_Consignes:_
- A) Reproduisez à l'identique, dans l'extrait sur les motions de censure, tout le passage allant de « Concernant les motions » jusqu'à « bien propre ! ».
- B) Résumez en deux phrases l'extrait sur les motions de censure.

_Extrait du document:_
Concernant les motions de censure, à titre personnel en tout cas, le débat me semble ahurissant d’exister : L’ensemble de l’opposition à l’assemblée étant de 327 députés, dont 89 du groupe RN, il est absolument impossible de réunir les 289 voix nécessaires au vote d’une motion sans compter sur eux. Ou alors, par pureté militante et bourgeoise, ces gens disent que pendant 5 ans le gouvernement ne tombera pas et qu’ils ne feront que du symbolique, mais du symbolique bien propre !
- Toujours sur la France Insoumise (début page 36) :
"Nous voulons poursuivre le débat sur le programme et la stratégie avec elle car ces orientations, qui entravent le développement du mouvement populaire, constituent un obstacle pour la capacité de la gauche tout entière à porter une alternative à vocation majoritaire."

_Données fournies:_
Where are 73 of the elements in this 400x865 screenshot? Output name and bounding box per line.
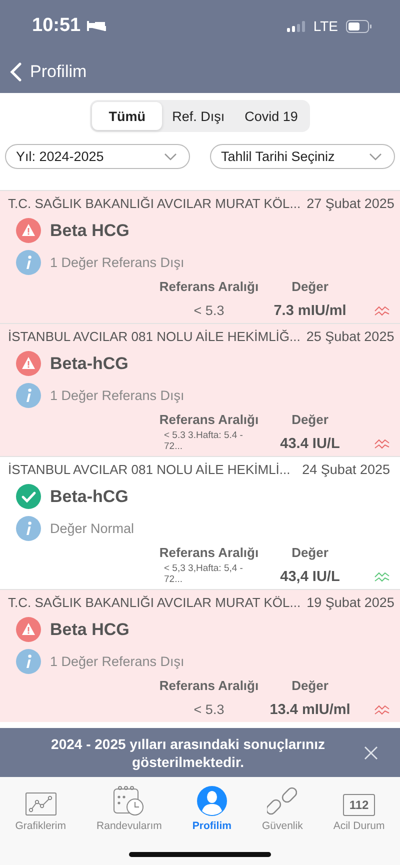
emergency-number: 112: [343, 794, 375, 816]
result-card[interactable]: İSTANBUL AVCILAR 081 NOLU AİLE HEKİMLİĞ... 25 Şubat 2025 Beta-hCG 1 Değer Referans Dışı Referans Aralığı Değer < 5.3 3.Hafta: 5.4 - 72... 43.4 IU/L: [0, 324, 400, 456]
check-icon: [16, 484, 41, 509]
result-note: Değer Normal: [50, 521, 134, 536]
trend-icon: [374, 305, 390, 317]
back-button[interactable]: Profilim: [0, 52, 97, 92]
tab-bar-item[interactable]: Güvenlik: [262, 782, 303, 832]
filter-tab[interactable]: Covid 19: [234, 102, 308, 130]
column-header: Değer: [290, 545, 330, 560]
tab-bar-item[interactable]: Randevularım: [96, 782, 162, 832]
warning-icon: [16, 617, 41, 642]
chevron-down-icon: [164, 152, 177, 160]
info-icon: [16, 649, 41, 674]
reference-range: < 5.3: [192, 701, 226, 719]
reference-range: < 5.3 3.Hafta: 5.4 - 72...: [164, 430, 244, 454]
result-value: 13.4 mIU/ml: [268, 702, 352, 718]
result-card[interactable]: T.C. SAĞLIK BAKANLIĞI AVCILAR MURAT KÖL... 27 Şubat 2025 Beta HCG 1 Değer Referans Dışı Referans Aralığı Değer < 5.3 7.3 mIU/ml: [0, 191, 400, 323]
warning-icon: [16, 351, 41, 376]
info-icon: [16, 250, 41, 275]
close-icon: [364, 746, 378, 760]
facility-name: İSTANBUL AVCILAR 081 NOLU AİLE HEKİMLİĞ...: [8, 329, 300, 344]
column-header: Referans Aralığı: [158, 678, 260, 693]
trend-icon: [374, 571, 390, 583]
result-date: 24 Şubat 2025: [302, 462, 390, 477]
calendar-clock-icon: [113, 786, 146, 816]
test-name: Beta HCG: [50, 220, 130, 240]
signal-icon: [287, 20, 306, 32]
column-header: Değer: [290, 412, 330, 427]
info-icon: [16, 516, 41, 541]
chevron-left-icon: [10, 62, 22, 82]
result-value: 43,4 IU/L: [279, 569, 341, 585]
chart-icon: [24, 792, 57, 816]
facility-name: T.C. SAĞLIK BAKANLIĞI AVCILAR MURAT KÖL...: [8, 196, 301, 211]
result-note: 1 Değer Referans Dışı: [50, 255, 184, 270]
result-note: 1 Değer Referans Dışı: [50, 654, 184, 669]
column-header: Değer: [290, 678, 330, 693]
facility-name: İSTANBUL AVCILAR 081 NOLU AİLE HEKİMLİ...: [8, 462, 290, 477]
result-date: 19 Şubat 2025: [306, 595, 394, 610]
result-card[interactable]: İSTANBUL AVCILAR 081 NOLU AİLE HEKİMLİ... 24 Şubat 2025 Beta-hCG Değer Normal Referans Aralığı Değer < 5,3 3,Hafta: 5,4 - 72... 43,4 IU/L: [0, 457, 400, 589]
trend-icon: [374, 438, 390, 450]
result-value: 43.4 IU/L: [279, 436, 341, 452]
facility-name: T.C. SAĞLIK BAKANLIĞI AVCILAR MURAT KÖL...: [8, 595, 301, 610]
column-header: Referans Aralığı: [158, 279, 260, 294]
column-header: Referans Aralığı: [158, 412, 260, 427]
chevron-down-icon: [369, 152, 382, 160]
test-name: Beta HCG: [50, 620, 130, 640]
status-time: 10:51: [32, 15, 81, 37]
battery-icon: [346, 20, 372, 32]
tab-bar-item[interactable]: 112 Acil Durum: [333, 782, 385, 832]
result-note: 1 Değer Referans Dışı: [50, 388, 184, 403]
dropdown[interactable]: Yıl: 2024-2025: [5, 144, 190, 169]
result-date: 25 Şubat 2025: [306, 329, 394, 344]
tab-bar-item[interactable]: Profilim: [192, 782, 232, 832]
column-header: Referans Aralığı: [158, 545, 260, 560]
filter-tab[interactable]: Ref. Dışı: [162, 102, 235, 130]
test-name: Beta-hCG: [50, 486, 128, 506]
column-header: Değer: [290, 279, 330, 294]
warning-icon: [16, 218, 41, 243]
person-icon: [196, 786, 227, 816]
reference-range: < 5.3: [192, 302, 226, 320]
test-name: Beta-hCG: [50, 354, 128, 374]
info-icon: [16, 383, 41, 408]
result-card[interactable]: T.C. SAĞLIK BAKANLIĞI AVCILAR MURAT KÖL... 19 Şubat 2025 Beta HCG 1 Değer Referans Dışı Referans Aralığı Değer < 5.3 13.4 mIU/ml: [0, 590, 400, 722]
trend-icon: [374, 704, 390, 716]
toast-message: 2024 - 2025 yılları arasındaki sonuçlarınız gösterilmektedir.: [50, 734, 326, 770]
result-value: 7.3 mIU/ml: [272, 303, 348, 319]
network-label: LTE: [313, 18, 338, 34]
result-date: 27 Şubat 2025: [306, 196, 394, 211]
dropdown[interactable]: Tahlil Tarihi Seçiniz: [210, 144, 395, 169]
reference-range: < 5,3 3,Hafta: 5,4 - 72...: [164, 563, 244, 587]
tab-bar-item[interactable]: Grafiklerim: [15, 782, 66, 832]
link-icon: [267, 786, 298, 816]
filter-tab[interactable]: Tümü: [92, 102, 162, 130]
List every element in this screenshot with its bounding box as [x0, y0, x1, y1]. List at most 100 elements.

_Corrigé:_
- A)
Concernant les motions de censure, à titre personnel en tout cas, le débat me semble ahurissant d’exister : L’ensemble de l’opposition à l’assemblée étant de 327 députés, dont 89 du groupe RN, il est absolument impossible de réunir les 289 voix nécessaires au vote d’une motion sans compter sur eux. Ou alors, par pureté militante et bourgeoise, ces gens disent que pendant 5 ans le gouvernement ne tombera pas et qu’ils ne feront que du symbolique, mais du symbolique bien propre !

- B) Le débat sur les motions de censure est jugé ahurissant : l'opposition compte 327 députés, dont 89 du groupe RN, et il est impossible de réunir les 289 voix nécessaires sans ces derniers, à moins de se contenter de symbolique pendant cinq ans. Un passage cité sur la France Insoumise exprime la volonté de poursuivre avec elle le débat sur le programme et la stratégie, car ses orientations entraveraient le mouvement populaire et la capacité de toute la gauche à porter une alternative à vocation majoritaire.